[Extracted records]
____

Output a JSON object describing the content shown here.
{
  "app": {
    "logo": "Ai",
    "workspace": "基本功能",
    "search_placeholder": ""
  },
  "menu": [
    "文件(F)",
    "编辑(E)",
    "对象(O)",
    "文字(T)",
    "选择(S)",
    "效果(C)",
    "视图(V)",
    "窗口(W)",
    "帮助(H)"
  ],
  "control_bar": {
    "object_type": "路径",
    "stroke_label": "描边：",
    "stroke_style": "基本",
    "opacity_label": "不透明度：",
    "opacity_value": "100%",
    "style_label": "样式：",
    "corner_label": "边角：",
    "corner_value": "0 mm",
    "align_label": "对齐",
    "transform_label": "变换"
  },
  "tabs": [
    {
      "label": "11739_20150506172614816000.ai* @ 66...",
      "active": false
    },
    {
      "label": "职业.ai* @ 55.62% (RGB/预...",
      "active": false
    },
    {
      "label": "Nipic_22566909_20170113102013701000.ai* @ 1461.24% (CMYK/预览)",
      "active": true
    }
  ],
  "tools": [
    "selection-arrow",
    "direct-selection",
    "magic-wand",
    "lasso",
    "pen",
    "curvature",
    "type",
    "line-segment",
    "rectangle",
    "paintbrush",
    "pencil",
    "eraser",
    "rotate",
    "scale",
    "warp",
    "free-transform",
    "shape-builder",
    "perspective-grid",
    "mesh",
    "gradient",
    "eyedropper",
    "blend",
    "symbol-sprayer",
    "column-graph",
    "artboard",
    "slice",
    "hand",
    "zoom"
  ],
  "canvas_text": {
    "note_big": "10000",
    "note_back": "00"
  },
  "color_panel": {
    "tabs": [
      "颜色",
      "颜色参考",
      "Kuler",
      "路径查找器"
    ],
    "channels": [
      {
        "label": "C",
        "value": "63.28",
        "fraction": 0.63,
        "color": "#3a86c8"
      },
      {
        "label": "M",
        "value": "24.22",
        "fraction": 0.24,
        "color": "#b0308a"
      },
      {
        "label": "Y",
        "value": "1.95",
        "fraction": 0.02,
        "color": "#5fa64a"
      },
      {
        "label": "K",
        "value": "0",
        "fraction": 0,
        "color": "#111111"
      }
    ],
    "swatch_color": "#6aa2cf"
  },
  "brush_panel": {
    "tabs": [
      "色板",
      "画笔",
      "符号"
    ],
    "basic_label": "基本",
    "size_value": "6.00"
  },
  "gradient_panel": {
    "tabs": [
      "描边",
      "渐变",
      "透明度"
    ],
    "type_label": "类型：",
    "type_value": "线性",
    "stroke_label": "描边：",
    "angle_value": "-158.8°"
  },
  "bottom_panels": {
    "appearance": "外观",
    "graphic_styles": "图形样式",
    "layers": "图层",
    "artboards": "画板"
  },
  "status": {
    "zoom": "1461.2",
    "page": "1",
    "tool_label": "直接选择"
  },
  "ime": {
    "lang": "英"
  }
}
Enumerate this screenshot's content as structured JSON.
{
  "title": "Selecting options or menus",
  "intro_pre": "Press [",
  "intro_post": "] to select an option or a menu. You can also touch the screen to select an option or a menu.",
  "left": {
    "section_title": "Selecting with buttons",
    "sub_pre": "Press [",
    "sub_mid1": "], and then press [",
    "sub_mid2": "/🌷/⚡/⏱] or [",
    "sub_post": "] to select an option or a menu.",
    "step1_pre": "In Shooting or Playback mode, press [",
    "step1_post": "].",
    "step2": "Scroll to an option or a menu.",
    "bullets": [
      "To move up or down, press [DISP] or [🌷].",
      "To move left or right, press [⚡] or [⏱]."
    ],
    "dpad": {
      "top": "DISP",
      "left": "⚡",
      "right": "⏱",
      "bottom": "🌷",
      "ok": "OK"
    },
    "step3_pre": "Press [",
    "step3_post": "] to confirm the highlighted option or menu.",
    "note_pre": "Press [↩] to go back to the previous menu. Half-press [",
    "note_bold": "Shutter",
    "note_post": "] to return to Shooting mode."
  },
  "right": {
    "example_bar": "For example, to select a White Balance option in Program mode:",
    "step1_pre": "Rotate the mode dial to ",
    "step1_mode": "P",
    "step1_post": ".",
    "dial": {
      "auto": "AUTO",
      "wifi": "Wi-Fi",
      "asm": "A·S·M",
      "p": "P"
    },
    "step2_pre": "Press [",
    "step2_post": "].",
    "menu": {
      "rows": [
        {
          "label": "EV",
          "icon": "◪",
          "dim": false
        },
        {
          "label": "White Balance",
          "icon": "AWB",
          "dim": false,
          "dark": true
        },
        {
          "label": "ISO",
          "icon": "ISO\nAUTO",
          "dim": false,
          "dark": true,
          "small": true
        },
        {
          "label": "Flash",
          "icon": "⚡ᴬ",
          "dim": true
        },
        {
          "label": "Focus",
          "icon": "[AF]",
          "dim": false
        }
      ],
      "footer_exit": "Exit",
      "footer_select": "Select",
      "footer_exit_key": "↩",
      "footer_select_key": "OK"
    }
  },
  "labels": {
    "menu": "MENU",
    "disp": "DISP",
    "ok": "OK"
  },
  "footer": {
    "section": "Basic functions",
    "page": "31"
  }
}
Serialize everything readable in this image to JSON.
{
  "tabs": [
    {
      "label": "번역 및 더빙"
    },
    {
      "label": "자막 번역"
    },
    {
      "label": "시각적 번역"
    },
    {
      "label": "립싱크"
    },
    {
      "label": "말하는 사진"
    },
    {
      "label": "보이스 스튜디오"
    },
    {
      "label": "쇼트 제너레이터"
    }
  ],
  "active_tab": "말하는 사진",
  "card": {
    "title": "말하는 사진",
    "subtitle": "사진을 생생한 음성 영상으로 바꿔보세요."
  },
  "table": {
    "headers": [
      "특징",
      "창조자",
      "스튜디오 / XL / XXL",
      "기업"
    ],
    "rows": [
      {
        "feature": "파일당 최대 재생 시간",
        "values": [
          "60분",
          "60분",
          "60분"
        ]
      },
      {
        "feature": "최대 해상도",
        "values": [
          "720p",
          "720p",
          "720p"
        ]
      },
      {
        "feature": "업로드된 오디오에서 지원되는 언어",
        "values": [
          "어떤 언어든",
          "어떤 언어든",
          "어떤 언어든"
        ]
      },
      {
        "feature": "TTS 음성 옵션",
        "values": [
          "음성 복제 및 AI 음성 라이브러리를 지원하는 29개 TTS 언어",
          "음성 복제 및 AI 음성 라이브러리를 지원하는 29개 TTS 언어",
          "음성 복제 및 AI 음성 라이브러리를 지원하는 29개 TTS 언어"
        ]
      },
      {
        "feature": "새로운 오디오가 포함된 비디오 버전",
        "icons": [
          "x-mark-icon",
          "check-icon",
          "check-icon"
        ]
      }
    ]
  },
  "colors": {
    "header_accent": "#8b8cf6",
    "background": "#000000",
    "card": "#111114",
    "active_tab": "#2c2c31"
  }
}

____

* _The task_
From the line that contains "Serialize everything readable" down to the last line of the listing above, repeat each line exactly, and include nothing else.

* _Reply to the task_
Serialize everything readable in this image to JSON.
{
  "tabs": [
    {
      "label": "번역 및 더빙"
    },
    {
      "label": "자막 번역"
    },
    {
      "label": "시각적 번역"
    },
    {
      "label": "립싱크"
    },
    {
      "label": "말하는 사진"
    },
    {
      "label": "보이스 스튜디오"
    },
    {
      "label": "쇼트 제너레이터"
    }
  ],
  "active_tab": "말하는 사진",
  "card": {
    "title": "말하는 사진",
    "subtitle": "사진을 생생한 음성 영상으로 바꿔보세요."
  },
  "table": {
    "headers": [
      "특징",
      "창조자",
      "스튜디오 / XL / XXL",
      "기업"
    ],
    "rows": [
      {
        "feature": "파일당 최대 재생 시간",
        "values": [
          "60분",
          "60분",
          "60분"
        ]
      },
      {
        "feature": "최대 해상도",
        "values": [
          "720p",
          "720p",
          "720p"
        ]
      },
      {
        "feature": "업로드된 오디오에서 지원되는 언어",
        "values": [
          "어떤 언어든",
          "어떤 언어든",
          "어떤 언어든"
        ]
      },
      {
        "feature": "TTS 음성 옵션",
        "values": [
          "음성 복제 및 AI 음성 라이브러리를 지원하는 29개 TTS 언어",
          "음성 복제 및 AI 음성 라이브러리를 지원하는 29개 TTS 언어",
          "음성 복제 및 AI 음성 라이브러리를 지원하는 29개 TTS 언어"
        ]
      },
      {
        "feature": "새로운 오디오가 포함된 비디오 버전",
        "icons": [
          "x-mark-icon",
          "check-icon",
          "check-icon"
        ]
      }
    ]
  },
  "colors": {
    "header_accent": "#8b8cf6",
    "background": "#000000",
    "card": "#111114",
    "active_tab": "#2c2c31"
  }
}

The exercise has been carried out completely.